Par ailleurs, prenant en compte l'évolution des réalités et des connaissances depuis les années 1980, Kareiva et Marvier ont fait observer que :
  • la nature vierge n'existe plus, on a ré-évalué l'ancienneté de l'influence humaine sur les milieux depuis la préhistoire et, à l'âge de l'Anthropocène, il n'existe plus de milieux complètement indemnes du changement climatique, de l'introduction d'espèces exotiques ou d'autres facteurs;
  • la "conservation forteresse" fondée sur l'exclusion des humains pour faire des zones sauvages protégées a été l'objet de vives critiques pour certaines de ses dérives, son mépris de la justice sociale, ses penchants néo-colonialistes;
  • la conservation est liée au bien-être humain à travers des services rendus par les écosystèmes, et elle ne peut être adossée seulement au choix éthique particulier et non partagé par tous d'une "valeur intrinsèque" de chaque espèce non-humaine;
  • la nature s'est révélée plus résiliente qu'on ne le croyait, capable de retrouver des biodiversités et des fonctionnalités après des catastrophes locales, souvent dans un état nouveau différent de l'état antérieur mais pas forcément moins riche à terme;
  • la tragédie des communs au sens de Garett Hardin n'est pas une fatalité, des expériences montrent que des gestions de milieux avec activités humaines et règles écologiques peuvent exister (approche des biens communs au sens d'Elinor Ostrom).
○ ○ ○ ○ ○
Votre tâche:
Répondez aux questions suivantes à partir du texte sur la conservation de la nature.
(a) Sur quoi la « conservation forteresse » était-elle fondée ?
(b) Par quel biais la conservation est-elle liée au bien-être humain ?
(c) À quelle approche le nom d'Elinor Ostrom est-il associé ?
○ ○ ○ ○ ○
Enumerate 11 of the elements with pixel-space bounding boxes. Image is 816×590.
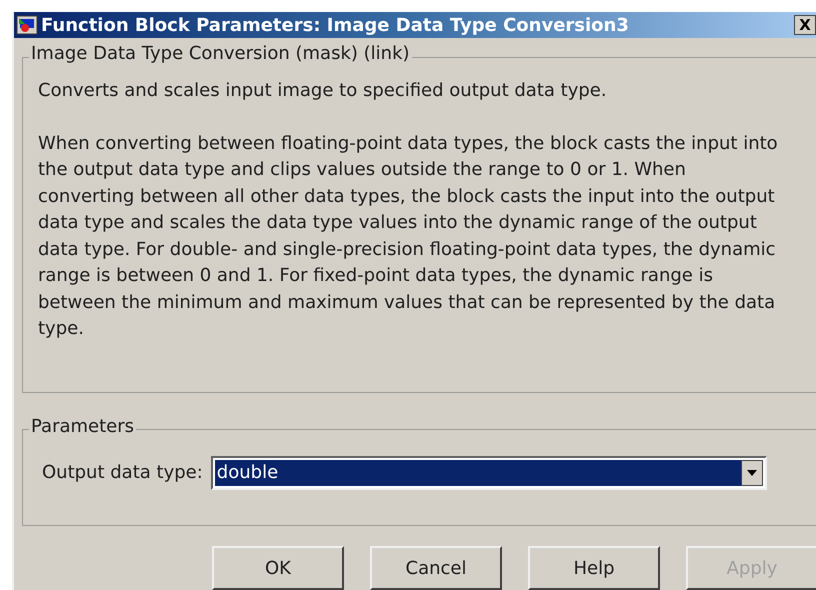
close-button[interactable]: X [794, 15, 816, 35]
dropdown-field[interactable]: double [210, 456, 767, 490]
dialog-button[interactable]: Help [528, 546, 660, 590]
dialog-button[interactable]: Cancel [370, 546, 502, 590]
block-icon [16, 15, 38, 35]
description-text: Converts and scales input image to specified output data type. [38, 79, 608, 103]
dialog-button[interactable]: OK [212, 546, 344, 590]
description-text: When converting between floating-point data types, the block casts the input into the output data type and clips values outside the range to 0 or 1. When converting between all other data types, the block casts the input into the output data type and scales the data type values into the dynamic range of the output data type. For double- and single-precision floating-point data types, the dynamic range is between 0 and 1. For fixed-point data types, the dynamic range is between the minimum and maximum values that can be represented by the data type. [38, 132, 779, 341]
group-legend: Image Data Type Conversion (mask) (link) [29, 45, 412, 63]
window-title: Function Block Parameters: Image Data Type Conversion3 [41, 14, 629, 38]
field-label: Output data type: [42, 461, 203, 486]
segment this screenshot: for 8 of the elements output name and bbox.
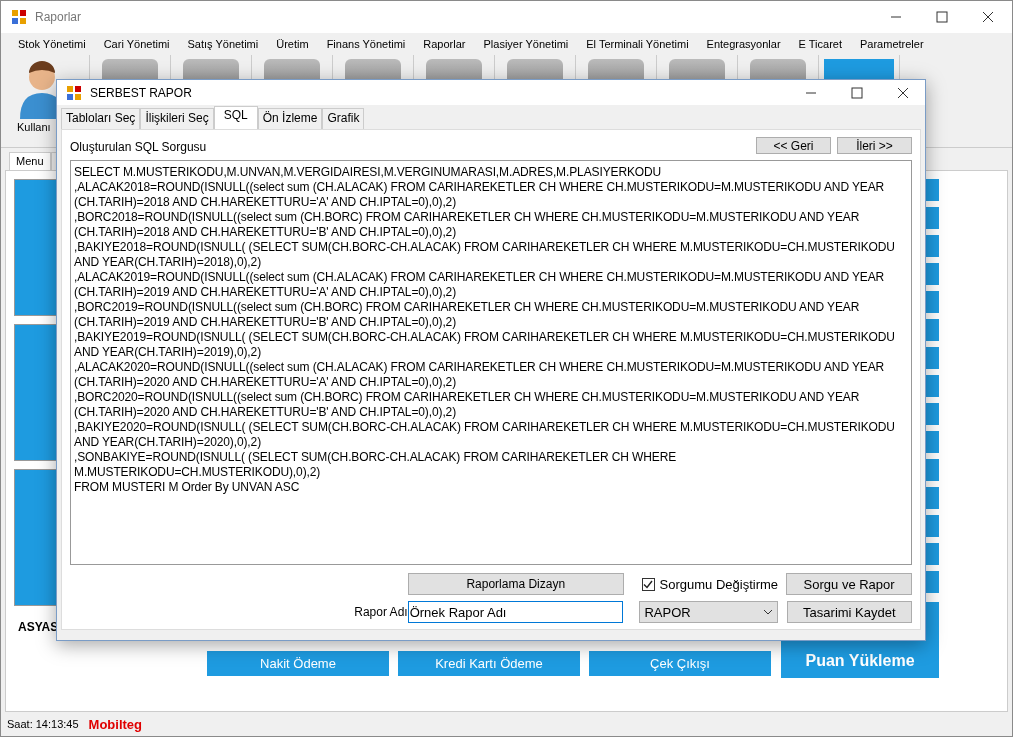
company-label: ASYAS [17,620,60,634]
brand-text: Mobilteg [88,716,142,732]
user-label: Kullanı [17,121,51,133]
sql-label: Oluşturulan SQL Sorgusu [70,140,207,154]
dialog-title: SERBEST RAPOR [90,85,192,100]
name-label: Rapor Adı [353,605,408,619]
clock-text: Saat: 14:13:45 [7,718,79,730]
window-title: Raporlar [35,10,82,24]
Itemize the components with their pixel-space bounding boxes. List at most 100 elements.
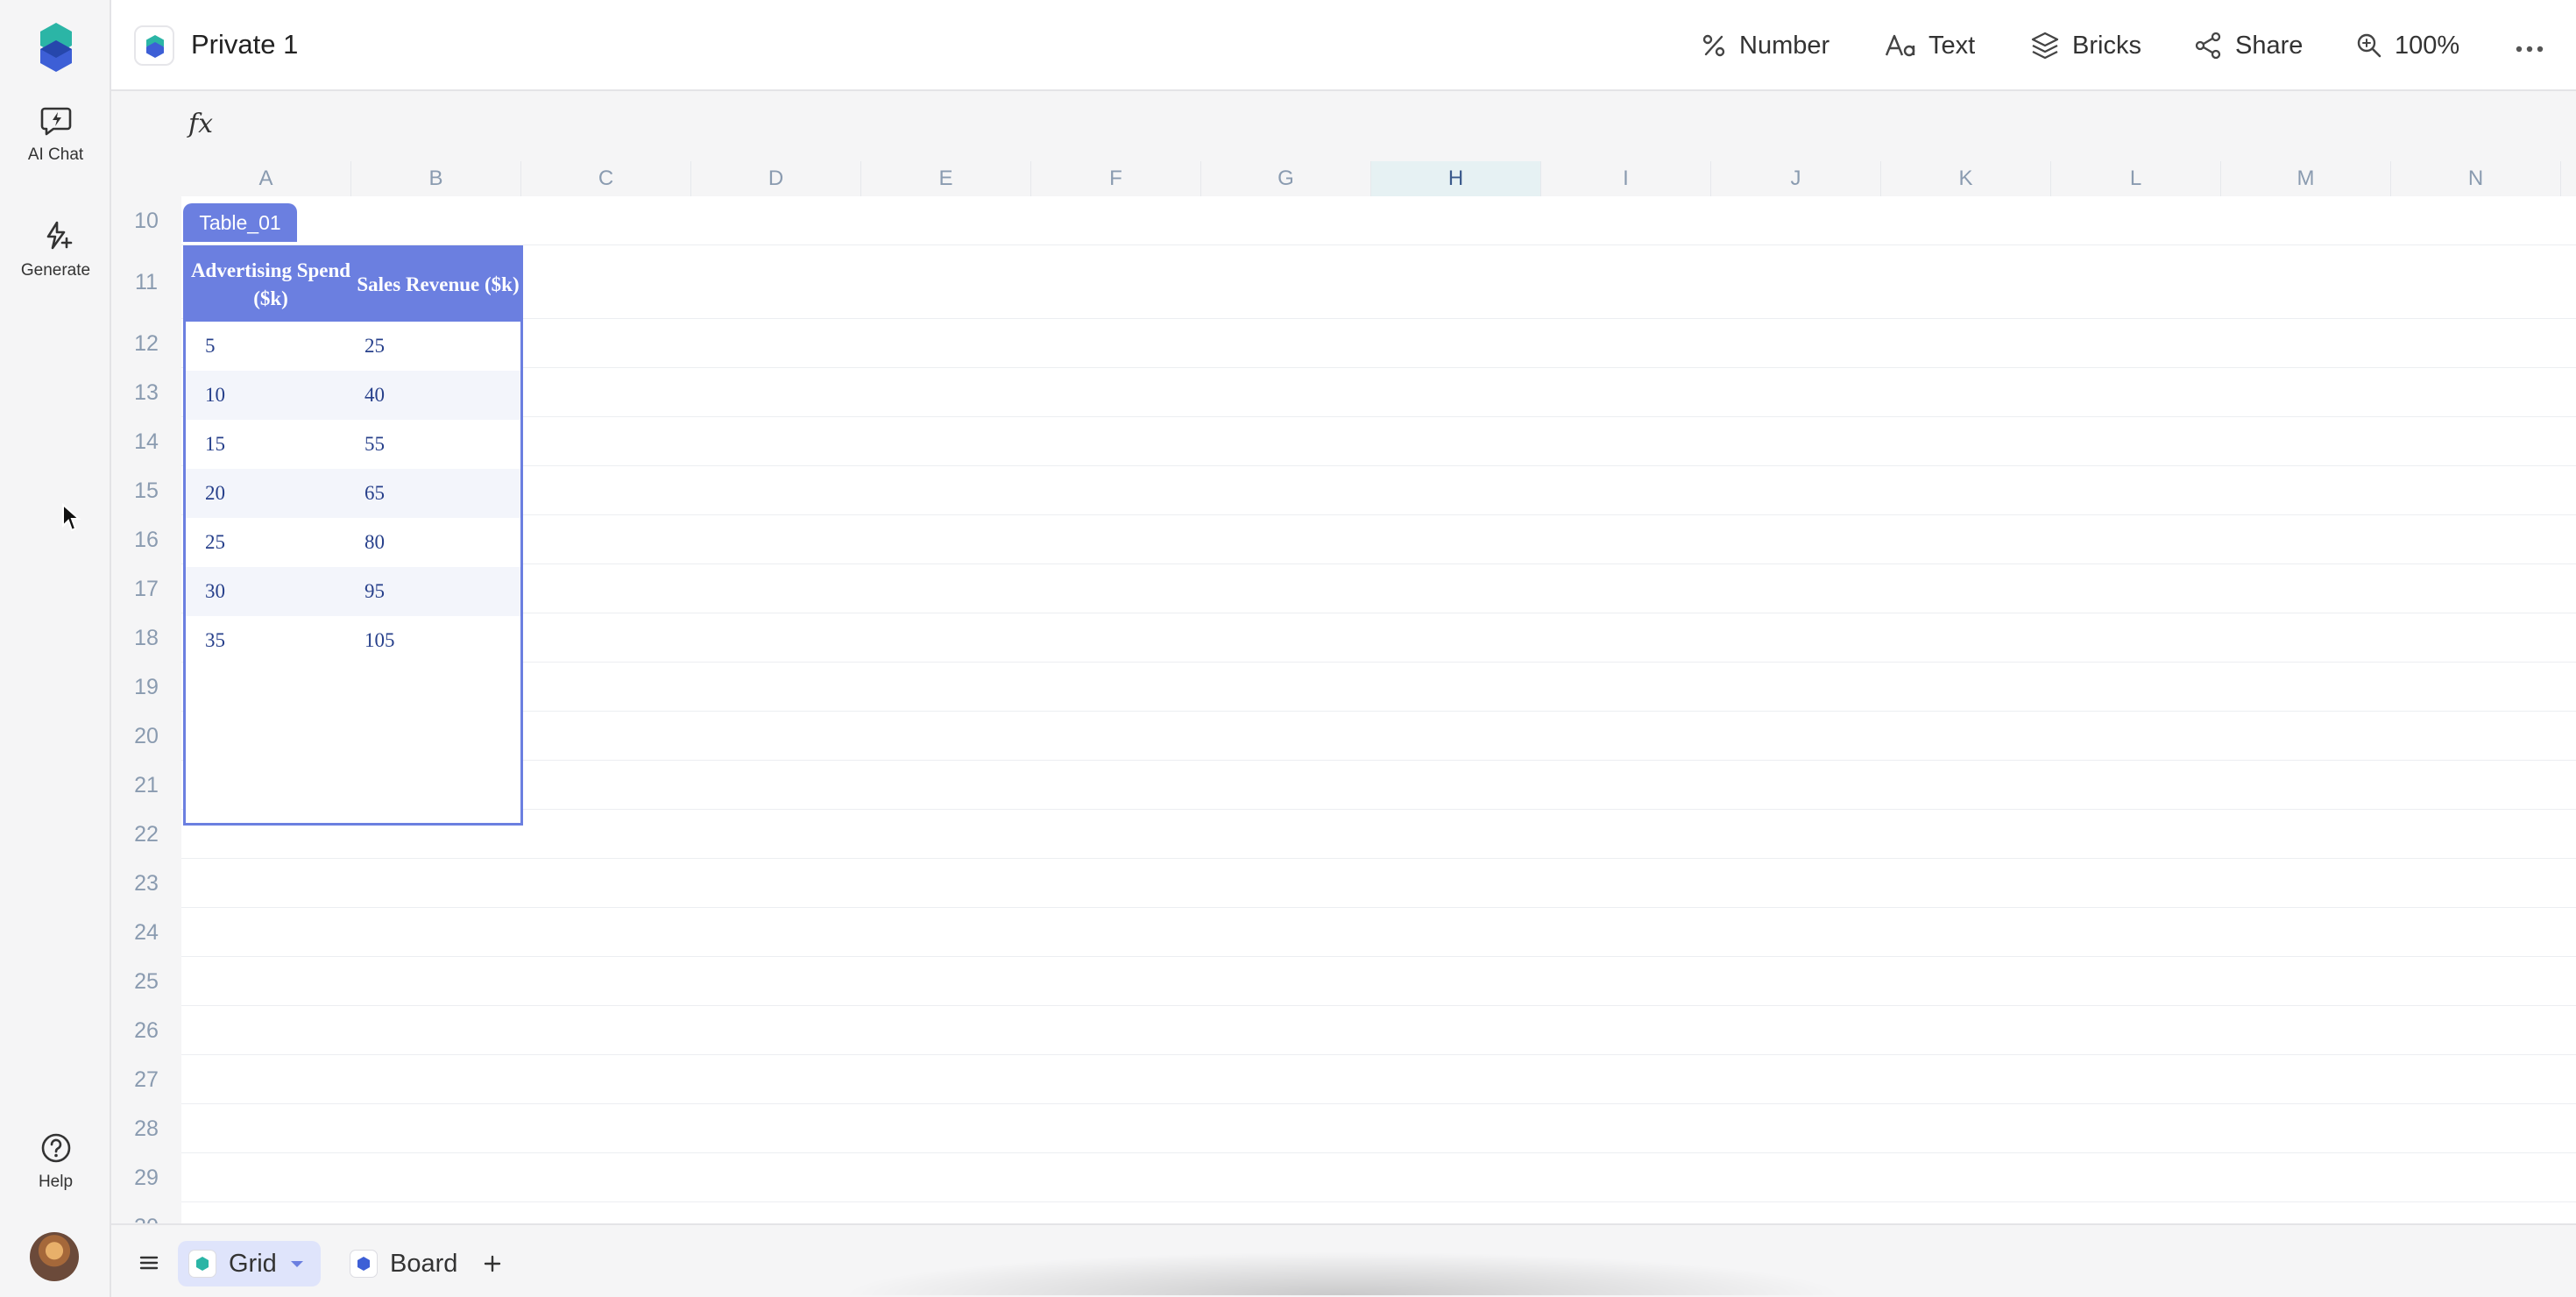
row-header-27[interactable]: 27 (111, 1055, 181, 1104)
row-header-28[interactable]: 28 (111, 1104, 181, 1153)
sheet-tab-board-label: Board (390, 1249, 458, 1278)
user-avatar[interactable] (30, 1232, 79, 1281)
column-header-d[interactable]: D (691, 161, 861, 196)
row-divider (181, 318, 2576, 319)
row-header-22[interactable]: 22 (111, 810, 181, 859)
cell-advertising-spend[interactable]: 35 (205, 616, 354, 665)
column-header-e[interactable]: E (861, 161, 1031, 196)
help-circle-icon (41, 1133, 70, 1163)
row-header-13[interactable]: 13 (111, 368, 181, 417)
cell-sales-revenue[interactable]: 65 (364, 469, 513, 518)
share-icon (2195, 32, 2221, 60)
app-logo-icon[interactable] (37, 21, 75, 74)
spreadsheet-grid[interactable]: ABCDEFGHIJKLMN 10 11 12 13 14 15 16 17 18 19 20 21 2… (111, 161, 2576, 1223)
chevron-down-icon[interactable] (289, 1258, 305, 1269)
add-sheet-button[interactable] (472, 1244, 513, 1283)
column-header-i[interactable]: I (1541, 161, 1711, 196)
row-header-26[interactable]: 26 (111, 1006, 181, 1055)
table-row: 35 105 (186, 616, 520, 665)
table-header-advertising[interactable]: Advertising Spend ($k) (186, 248, 356, 322)
row-divider (181, 1152, 2576, 1153)
ai-chat-button[interactable]: AI Chat (0, 103, 111, 165)
share-label: Share (2235, 31, 2304, 60)
row-divider (181, 563, 2576, 564)
sheets-menu-button[interactable] (131, 1244, 167, 1281)
row-header-18[interactable]: 18 (111, 613, 181, 663)
row-header-30[interactable]: 30 (111, 1202, 181, 1223)
cell-sales-revenue[interactable]: 55 (364, 420, 513, 469)
row-header-10[interactable]: 10 (111, 196, 181, 245)
table-header-row: Advertising Spend ($k) Sales Revenue ($k… (186, 248, 520, 322)
cell-advertising-spend[interactable]: 20 (205, 469, 354, 518)
table-name-tab[interactable]: Table_01 (183, 203, 297, 242)
sheet-tab-board[interactable]: Board (339, 1241, 473, 1286)
row-divider (181, 416, 2576, 417)
generate-label: Generate (20, 261, 91, 280)
column-header-n[interactable]: N (2391, 161, 2561, 196)
number-format-button[interactable]: Number (1701, 26, 1829, 65)
mouse-cursor-icon (62, 503, 81, 532)
row-divider (181, 809, 2576, 810)
text-format-button[interactable]: Text (1885, 26, 1975, 65)
row-header-21[interactable]: 21 (111, 761, 181, 810)
column-header-row: ABCDEFGHIJKLMN (111, 161, 2576, 196)
cell-advertising-spend[interactable]: 5 (205, 322, 354, 371)
cell-advertising-spend[interactable]: 10 (205, 371, 354, 420)
row-divider (181, 1054, 2576, 1055)
column-header-b[interactable]: B (351, 161, 521, 196)
row-header-20[interactable]: 20 (111, 712, 181, 761)
data-table[interactable]: Advertising Spend ($k) Sales Revenue ($k… (183, 245, 523, 826)
row-header-29[interactable]: 29 (111, 1153, 181, 1202)
sheet-tab-grid[interactable]: Grid (178, 1241, 321, 1286)
row-header-15[interactable]: 15 (111, 466, 181, 515)
help-button[interactable]: Help (0, 1132, 111, 1192)
table-row: 25 80 (186, 518, 520, 567)
top-bar: Private 1 Number Text Bricks Share 100% (111, 0, 2576, 91)
row-header-24[interactable]: 24 (111, 908, 181, 957)
column-header-j[interactable]: J (1711, 161, 1881, 196)
column-header-g[interactable]: G (1201, 161, 1371, 196)
formula-fx-icon[interactable]: fx (188, 109, 213, 139)
cell-sales-revenue[interactable]: 80 (364, 518, 513, 567)
column-header-h[interactable]: H (1371, 161, 1541, 196)
text-aa-icon (1885, 34, 1915, 57)
cell-sales-revenue[interactable]: 95 (364, 567, 513, 616)
column-header-l[interactable]: L (2051, 161, 2221, 196)
row-header-14[interactable]: 14 (111, 417, 181, 466)
row-header-23[interactable]: 23 (111, 859, 181, 908)
cell-advertising-spend[interactable]: 30 (205, 567, 354, 616)
cell-advertising-spend[interactable]: 15 (205, 420, 354, 469)
bricks-button[interactable]: Bricks (2030, 26, 2141, 65)
formula-bar: fx (111, 91, 2576, 161)
generate-button[interactable]: Generate (0, 219, 111, 280)
row-divider (181, 760, 2576, 761)
row-header-11[interactable]: 11 (111, 245, 181, 319)
column-header-a[interactable]: A (181, 161, 351, 196)
more-options-button[interactable] (2514, 30, 2558, 68)
column-header-m[interactable]: M (2221, 161, 2391, 196)
row-header-16[interactable]: 16 (111, 515, 181, 564)
row-divider (181, 858, 2576, 859)
left-rail: AI Chat Generate Help (0, 0, 111, 1297)
document-title[interactable]: Private 1 (191, 29, 298, 60)
row-header-19[interactable]: 19 (111, 663, 181, 712)
plus-icon (484, 1255, 501, 1272)
column-header-f[interactable]: F (1031, 161, 1201, 196)
cell-advertising-spend[interactable]: 25 (205, 518, 354, 567)
row-divider (181, 1103, 2576, 1104)
row-header-25[interactable]: 25 (111, 957, 181, 1006)
hamburger-menu-icon (139, 1256, 159, 1270)
row-header-17[interactable]: 17 (111, 564, 181, 613)
document-icon (134, 25, 174, 66)
sheet-tab-grid-label: Grid (229, 1249, 277, 1278)
cell-sales-revenue[interactable]: 105 (364, 616, 513, 665)
more-dots-icon (2516, 46, 2544, 53)
column-header-k[interactable]: K (1881, 161, 2051, 196)
share-button[interactable]: Share (2195, 26, 2303, 65)
cell-sales-revenue[interactable]: 25 (364, 322, 513, 371)
cell-sales-revenue[interactable]: 40 (364, 371, 513, 420)
table-header-revenue[interactable]: Sales Revenue ($k) (356, 248, 520, 322)
zoom-button[interactable]: 100% (2356, 26, 2459, 65)
column-header-c[interactable]: C (521, 161, 691, 196)
row-header-12[interactable]: 12 (111, 319, 181, 368)
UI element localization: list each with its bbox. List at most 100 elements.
○ ○ ○ ○ ○
Corrigé:
(a) Sur l'exclusion des humains pour faire des zones sauvages protégées.
(b) À travers des services rendus par les écosystèmes.
(c) À l'approche des biens communs.